2024 Nissan Pathfinder Platinum

Three-row SUVs are meant to be comfortable, practical, and easy live with — the Nissan Pathfinder succeeds at this in spades
Three-row SUVs are meant to be comfortable, practical, and easy live with — the Nissan Pathfinder succeeds at this in spades

by Nathan Leipsig | May 21, 2024


I was sitting in traffic in the 2024 NIssan Pathfinder Platinum, listening to a very drunk man on the radio explain that “perception is reality, dude.”

It dawned on me that he’s right. The way we perceive things is startlingly strange, if you think about it. We all have our versions of reality based on what we perceive, and because of how inconsistent perception is, something as concrete as reality can be surprisingly malleable. It’s my reality, for example, that Samsung makes good phones, but it’s entirely possible you’ve had enough differing experiences (or believed enough second-hand accounts) that have shaped your perception in the opposite way. Therefore, your reality — your version of what is real and knowable — is, in a small way, fundamentally different from mine.

What muddies things even further is how our perception can change within ourselves so much, even day-to-day. I used to be repulsed by oysters, until one day it clicked — I perceived them differently, and now I love them. We all have experiences like this. I say all this because the screaming hot three-row crossover segment is flooded with a bunch of vehicles that are pretty much all excellent. They are, for the large part, all very similar, with similar dimensions, powertrains, price points, and similar feature sets hitting all the same items on a spreadsheet. There are slight variations between them, but the biggest variable is how those slight variables influence our perception of them, based on what jives with our version of reality.

I, for one, subscribe to the idea that there is no replacement for displacement. As such, I tend to value a simpler, larger engine over the smaller, higher-strung units that are becoming ubiquitous in everything. So, Nissan still using a naturally aspirated V6 in the Pathfinder gives it a significant bump in my books. Some might ding it for a living fossil of an engine — and they’re not wrong; Nissan’s VQ-series V6s are old enough to buy booze — but it doesn’t take away anything. With 284 horsepower and 290 pound-feet of torque, it’s plenty to hustle the Pathfinder and tow 6,000 pounds — more than most in its class. Moreover, it’s more linear, more natural, and sounds way better than the new crop of turbo-fours, all while using about the same amount of fuel. I averaged 11.2 L/100 km combined in my week with the Pathfinder.

I also dislike continuously variable transmissions, like, a lot. This has negatively coloured my opinion of a lot of Nissans for a long time because they were among the first to adopt CVTs, and Nissan used them in nearly everything they made for a long time. This generation of Pathfinder marks a departure from that decision, using a nine-speed automatic developed by none other than ZF, a German firm that currently makes what I perceive to be the finest gearboxes on Earth. [If you’ve listened to even one episode of the podcast, you’d know Nathan never shuts up about them. —Ed.]

It’s not quite as bewilderingly brilliant as the ZF eight-speed used in just about every BMW, a handful of Stellantis products such as the Jeep Grand Cherokee and Ram 1500, and most JLR products including the F-Type, but it’s very competent, dutifully doing what every automatic should be able to: disappear. Like good interior design, you shouldn’t notice it working, it should just work and not make itself known. The Pathfinder’s nine-speed automatic’s slick action and smart-enough internal logic avoid ire.

Data supplied:
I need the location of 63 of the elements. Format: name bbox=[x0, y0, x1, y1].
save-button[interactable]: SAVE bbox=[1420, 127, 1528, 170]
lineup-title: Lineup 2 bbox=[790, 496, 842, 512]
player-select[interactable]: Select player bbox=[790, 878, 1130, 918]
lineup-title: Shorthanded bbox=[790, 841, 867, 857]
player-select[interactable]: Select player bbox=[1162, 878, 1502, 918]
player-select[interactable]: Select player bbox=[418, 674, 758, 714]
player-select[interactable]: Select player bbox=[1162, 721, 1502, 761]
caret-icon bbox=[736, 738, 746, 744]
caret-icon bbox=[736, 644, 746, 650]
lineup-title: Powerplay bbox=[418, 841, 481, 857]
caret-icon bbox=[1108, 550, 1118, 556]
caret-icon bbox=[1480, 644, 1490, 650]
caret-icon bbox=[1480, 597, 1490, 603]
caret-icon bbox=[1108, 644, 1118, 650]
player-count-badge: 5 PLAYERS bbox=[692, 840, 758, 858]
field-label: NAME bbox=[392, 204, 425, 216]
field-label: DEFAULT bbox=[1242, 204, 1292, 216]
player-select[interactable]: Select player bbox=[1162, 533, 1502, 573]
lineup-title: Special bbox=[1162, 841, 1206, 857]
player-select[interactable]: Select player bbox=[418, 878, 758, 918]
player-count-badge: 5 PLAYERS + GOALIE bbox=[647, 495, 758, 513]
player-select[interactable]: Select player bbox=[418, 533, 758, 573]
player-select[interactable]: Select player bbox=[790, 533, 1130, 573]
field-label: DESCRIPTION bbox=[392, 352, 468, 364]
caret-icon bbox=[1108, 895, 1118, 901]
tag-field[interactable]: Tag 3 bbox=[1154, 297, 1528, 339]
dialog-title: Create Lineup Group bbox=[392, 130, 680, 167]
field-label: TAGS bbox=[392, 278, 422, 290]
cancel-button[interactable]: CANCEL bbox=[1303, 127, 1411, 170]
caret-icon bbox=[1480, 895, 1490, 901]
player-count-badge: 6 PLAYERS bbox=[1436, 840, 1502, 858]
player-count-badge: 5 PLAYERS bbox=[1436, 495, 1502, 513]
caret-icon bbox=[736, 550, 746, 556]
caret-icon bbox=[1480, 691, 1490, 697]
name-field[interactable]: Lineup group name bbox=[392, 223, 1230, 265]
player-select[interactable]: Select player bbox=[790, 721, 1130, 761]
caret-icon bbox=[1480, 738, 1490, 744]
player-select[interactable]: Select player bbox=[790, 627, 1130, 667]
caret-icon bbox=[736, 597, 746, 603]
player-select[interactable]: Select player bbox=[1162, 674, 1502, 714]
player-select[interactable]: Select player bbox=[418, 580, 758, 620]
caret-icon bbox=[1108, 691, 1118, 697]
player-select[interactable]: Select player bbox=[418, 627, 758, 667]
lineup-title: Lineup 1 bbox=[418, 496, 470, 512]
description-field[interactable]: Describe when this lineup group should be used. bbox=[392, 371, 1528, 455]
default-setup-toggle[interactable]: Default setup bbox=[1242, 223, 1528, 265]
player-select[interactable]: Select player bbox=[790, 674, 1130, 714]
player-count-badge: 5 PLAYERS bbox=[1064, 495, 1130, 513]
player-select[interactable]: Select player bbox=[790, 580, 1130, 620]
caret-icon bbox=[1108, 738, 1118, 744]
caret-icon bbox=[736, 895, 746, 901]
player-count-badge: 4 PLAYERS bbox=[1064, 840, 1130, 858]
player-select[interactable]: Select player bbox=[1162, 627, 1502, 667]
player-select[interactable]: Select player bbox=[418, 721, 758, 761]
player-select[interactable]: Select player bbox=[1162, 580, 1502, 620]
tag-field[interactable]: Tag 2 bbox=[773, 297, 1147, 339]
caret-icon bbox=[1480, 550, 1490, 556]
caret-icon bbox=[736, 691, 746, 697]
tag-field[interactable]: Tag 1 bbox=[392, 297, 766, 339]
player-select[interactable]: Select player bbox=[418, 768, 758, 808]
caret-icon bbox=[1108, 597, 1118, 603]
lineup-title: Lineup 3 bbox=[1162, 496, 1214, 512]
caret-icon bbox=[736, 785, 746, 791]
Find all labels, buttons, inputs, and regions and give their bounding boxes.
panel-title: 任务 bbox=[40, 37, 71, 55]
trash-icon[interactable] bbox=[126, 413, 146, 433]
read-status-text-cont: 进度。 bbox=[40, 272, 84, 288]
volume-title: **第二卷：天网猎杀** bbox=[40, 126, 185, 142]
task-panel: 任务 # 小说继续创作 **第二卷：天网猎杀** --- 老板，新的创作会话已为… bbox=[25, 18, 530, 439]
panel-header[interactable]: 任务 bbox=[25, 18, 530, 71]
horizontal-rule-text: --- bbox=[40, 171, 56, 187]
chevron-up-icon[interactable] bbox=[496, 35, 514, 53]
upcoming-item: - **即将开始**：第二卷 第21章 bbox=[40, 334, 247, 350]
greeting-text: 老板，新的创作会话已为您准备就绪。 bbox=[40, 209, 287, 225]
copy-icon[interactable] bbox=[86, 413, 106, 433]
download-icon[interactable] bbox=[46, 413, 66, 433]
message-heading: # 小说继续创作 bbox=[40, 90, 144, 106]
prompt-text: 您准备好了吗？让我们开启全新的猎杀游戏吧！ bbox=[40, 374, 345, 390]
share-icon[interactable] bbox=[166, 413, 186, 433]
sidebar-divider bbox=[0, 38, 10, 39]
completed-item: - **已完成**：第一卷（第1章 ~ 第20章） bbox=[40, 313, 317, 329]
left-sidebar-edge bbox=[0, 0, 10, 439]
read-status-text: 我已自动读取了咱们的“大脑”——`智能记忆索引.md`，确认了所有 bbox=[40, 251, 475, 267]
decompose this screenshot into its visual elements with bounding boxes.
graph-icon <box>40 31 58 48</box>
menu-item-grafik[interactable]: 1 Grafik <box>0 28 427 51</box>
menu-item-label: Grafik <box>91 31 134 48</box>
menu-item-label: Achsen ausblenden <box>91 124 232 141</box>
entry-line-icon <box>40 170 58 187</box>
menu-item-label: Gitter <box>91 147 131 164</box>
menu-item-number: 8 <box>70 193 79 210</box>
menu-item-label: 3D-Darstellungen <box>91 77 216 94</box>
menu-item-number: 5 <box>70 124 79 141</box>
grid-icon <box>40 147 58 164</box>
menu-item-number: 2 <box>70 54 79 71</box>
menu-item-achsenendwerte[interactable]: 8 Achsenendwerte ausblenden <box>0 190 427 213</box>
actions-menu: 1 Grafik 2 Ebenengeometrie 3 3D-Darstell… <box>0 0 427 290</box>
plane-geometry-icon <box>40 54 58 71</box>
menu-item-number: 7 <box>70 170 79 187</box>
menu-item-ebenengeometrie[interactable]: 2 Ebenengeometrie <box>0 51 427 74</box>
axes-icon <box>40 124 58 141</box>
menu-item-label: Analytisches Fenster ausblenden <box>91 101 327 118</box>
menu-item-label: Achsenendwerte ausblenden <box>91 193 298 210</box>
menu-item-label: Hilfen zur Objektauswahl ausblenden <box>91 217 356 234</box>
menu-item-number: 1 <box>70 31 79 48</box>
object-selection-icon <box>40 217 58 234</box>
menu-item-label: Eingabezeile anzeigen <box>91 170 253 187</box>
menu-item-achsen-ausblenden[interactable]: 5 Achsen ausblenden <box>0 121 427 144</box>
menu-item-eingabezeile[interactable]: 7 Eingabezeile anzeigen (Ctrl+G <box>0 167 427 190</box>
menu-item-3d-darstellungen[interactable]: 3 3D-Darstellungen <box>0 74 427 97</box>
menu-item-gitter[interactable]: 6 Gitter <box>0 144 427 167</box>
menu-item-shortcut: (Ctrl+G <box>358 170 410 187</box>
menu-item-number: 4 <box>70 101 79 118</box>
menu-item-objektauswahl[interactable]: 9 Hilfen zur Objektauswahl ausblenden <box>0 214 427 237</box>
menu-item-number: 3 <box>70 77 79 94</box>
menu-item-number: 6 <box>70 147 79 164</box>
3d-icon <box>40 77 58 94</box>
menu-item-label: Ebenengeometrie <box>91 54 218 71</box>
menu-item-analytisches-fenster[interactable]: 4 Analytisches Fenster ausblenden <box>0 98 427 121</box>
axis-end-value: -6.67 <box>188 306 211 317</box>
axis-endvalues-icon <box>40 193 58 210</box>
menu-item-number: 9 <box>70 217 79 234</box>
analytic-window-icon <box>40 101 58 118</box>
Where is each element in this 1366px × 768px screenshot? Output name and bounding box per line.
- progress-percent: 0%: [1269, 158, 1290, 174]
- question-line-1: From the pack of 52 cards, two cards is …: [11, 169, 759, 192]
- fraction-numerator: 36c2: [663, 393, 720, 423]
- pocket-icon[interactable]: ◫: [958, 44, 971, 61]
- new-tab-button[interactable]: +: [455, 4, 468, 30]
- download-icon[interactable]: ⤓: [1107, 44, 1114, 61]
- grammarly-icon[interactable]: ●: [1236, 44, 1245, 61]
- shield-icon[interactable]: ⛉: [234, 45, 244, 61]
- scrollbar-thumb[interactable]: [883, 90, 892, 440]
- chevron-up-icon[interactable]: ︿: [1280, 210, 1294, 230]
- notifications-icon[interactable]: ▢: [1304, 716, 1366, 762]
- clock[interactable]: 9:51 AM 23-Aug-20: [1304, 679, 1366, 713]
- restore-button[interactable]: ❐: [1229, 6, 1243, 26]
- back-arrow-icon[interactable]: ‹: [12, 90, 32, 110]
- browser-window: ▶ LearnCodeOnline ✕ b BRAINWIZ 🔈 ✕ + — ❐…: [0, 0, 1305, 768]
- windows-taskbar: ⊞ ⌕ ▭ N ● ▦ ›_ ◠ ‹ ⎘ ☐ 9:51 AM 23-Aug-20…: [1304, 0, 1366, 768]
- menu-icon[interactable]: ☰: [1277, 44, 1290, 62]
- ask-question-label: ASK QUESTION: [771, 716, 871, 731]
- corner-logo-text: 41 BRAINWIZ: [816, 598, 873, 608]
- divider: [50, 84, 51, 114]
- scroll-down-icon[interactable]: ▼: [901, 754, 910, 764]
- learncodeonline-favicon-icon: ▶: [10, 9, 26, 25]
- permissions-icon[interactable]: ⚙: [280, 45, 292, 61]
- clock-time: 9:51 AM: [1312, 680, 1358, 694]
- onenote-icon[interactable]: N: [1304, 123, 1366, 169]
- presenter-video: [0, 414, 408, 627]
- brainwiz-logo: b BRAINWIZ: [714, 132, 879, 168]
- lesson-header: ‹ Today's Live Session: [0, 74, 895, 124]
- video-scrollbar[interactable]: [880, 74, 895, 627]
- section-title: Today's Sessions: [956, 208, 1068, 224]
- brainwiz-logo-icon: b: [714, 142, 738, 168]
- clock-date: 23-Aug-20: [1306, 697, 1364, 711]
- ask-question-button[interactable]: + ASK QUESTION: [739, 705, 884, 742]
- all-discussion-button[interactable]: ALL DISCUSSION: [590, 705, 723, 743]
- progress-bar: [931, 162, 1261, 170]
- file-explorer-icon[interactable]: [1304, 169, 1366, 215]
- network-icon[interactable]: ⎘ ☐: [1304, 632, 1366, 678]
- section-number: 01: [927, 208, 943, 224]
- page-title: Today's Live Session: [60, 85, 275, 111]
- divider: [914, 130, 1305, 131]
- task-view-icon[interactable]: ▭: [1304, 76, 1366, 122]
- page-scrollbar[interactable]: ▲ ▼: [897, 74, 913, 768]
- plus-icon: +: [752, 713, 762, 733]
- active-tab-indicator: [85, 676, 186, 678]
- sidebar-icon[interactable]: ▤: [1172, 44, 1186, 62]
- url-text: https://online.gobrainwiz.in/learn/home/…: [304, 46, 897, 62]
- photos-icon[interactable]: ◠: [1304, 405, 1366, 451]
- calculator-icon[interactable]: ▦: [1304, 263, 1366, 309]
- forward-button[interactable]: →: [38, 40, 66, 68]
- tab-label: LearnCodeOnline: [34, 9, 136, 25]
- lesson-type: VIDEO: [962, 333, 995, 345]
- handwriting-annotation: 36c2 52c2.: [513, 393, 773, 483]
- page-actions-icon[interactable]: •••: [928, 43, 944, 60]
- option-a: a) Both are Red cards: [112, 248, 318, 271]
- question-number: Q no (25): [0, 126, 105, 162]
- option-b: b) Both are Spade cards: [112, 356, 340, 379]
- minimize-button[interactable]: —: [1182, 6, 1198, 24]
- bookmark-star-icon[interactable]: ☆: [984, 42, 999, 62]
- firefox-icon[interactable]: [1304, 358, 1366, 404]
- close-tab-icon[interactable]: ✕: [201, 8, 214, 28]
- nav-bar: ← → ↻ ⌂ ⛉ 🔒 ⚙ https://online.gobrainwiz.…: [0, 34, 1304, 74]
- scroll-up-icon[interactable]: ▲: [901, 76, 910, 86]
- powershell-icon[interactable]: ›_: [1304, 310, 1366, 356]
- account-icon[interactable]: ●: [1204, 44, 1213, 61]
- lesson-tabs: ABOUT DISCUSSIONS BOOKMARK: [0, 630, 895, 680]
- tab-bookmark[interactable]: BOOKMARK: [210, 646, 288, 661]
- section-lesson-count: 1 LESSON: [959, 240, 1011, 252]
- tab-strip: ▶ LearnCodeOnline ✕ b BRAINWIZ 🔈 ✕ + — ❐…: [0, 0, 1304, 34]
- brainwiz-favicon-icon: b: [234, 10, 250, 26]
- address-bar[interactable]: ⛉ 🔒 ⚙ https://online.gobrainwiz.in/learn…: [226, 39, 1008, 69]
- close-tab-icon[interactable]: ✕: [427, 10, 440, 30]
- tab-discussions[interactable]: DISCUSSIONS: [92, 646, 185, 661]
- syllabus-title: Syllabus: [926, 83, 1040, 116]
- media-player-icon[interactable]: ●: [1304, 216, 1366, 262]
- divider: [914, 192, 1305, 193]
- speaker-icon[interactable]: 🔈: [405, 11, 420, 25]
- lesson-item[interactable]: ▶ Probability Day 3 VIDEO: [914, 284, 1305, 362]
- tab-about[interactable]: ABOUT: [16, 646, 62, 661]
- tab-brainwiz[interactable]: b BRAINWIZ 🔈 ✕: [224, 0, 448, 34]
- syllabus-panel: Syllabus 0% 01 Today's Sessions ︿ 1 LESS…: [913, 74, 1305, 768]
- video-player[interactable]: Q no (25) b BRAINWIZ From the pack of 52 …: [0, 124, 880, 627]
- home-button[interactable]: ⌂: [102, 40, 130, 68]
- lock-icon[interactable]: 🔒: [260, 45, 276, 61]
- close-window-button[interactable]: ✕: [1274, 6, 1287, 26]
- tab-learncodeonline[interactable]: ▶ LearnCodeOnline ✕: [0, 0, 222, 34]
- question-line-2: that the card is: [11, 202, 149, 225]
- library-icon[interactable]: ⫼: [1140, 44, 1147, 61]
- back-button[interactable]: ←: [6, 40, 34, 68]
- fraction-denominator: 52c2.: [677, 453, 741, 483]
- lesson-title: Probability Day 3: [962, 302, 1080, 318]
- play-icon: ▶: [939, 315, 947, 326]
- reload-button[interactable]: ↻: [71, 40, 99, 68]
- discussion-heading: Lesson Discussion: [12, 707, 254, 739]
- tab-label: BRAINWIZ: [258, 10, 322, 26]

Required tasks:
1) According to the Pathfinder review, what combined fuel consumption did the reviewer average during the week with the vehicle?
2) The Pathfinder review says the vehicles in the three-row crossover segment are largely similar. List every characteristic it names as similar among them.
3) Continue the Pathfinder review from the point at which it stops.

Outputs by task:
1) 11.2 L/100 km combined.

2) Dimensions, powertrains, price points, and feature sets.

3)
Speaking of interior design, the Pathfinder — especially on this loaded Platinum model — is impressive in its excellent use of materials and ergonomics. To be clear, the nine-inch touchscreen running Nissan’s latest infotainment is still far from being the most attractive interface on the market, but it looks and functions miles better than before on this sharp and snappy new hardware. It also bears mentioning that it’s brain-dead easy to use, while still packing a hearty amount of functionality and customization. It includes wireless Apple CarPlay and Android Auto connectivity if you’re really not a fan of Nissan’s simple aesthetics, and would rather substitute your own.

The rest of the interior design is fairly simple, too, but far from stark. The dashboard takes on a squared-off motif emphasizing the Pathfinder’s utilitarian nature, but it’s wrapped in soft French-stitched leather to spruce things up, along with subtle ambient lighting and small touches of metallic trim. There’s lots of storage space in the centre console and door pockets, and the generous smattering of buttons and knobs are all clearly labelled and intuitive. My only gripe is that said buttons are all finished in a fingerprint-attracting piano black, but there are worse problems to have. Frankly, I’m thrilled to have a tuning knob at all.

Sure, other manufacturers do specific things better, but I think the Pathfinder really excels at overall perceived quality and ease of use. Perhaps this is too “inside baseball” for some readers, but the vehicles we test sometimes live hard lives despite the mileage. After a few thousand kilometres on the press fleet, this can really start to show, but we picked up the Pathfinder on our first day with 5,600 kilometres and it still looked and felt brand new. The leather on the gorgeous seats is still tight and free of creasing, and the steering wheel feels uniquely nice in the hand. You spend a lot of time handling a steering wheel; this is a key touch point that goes a long way towards shaping perception, and Nissan nailed it.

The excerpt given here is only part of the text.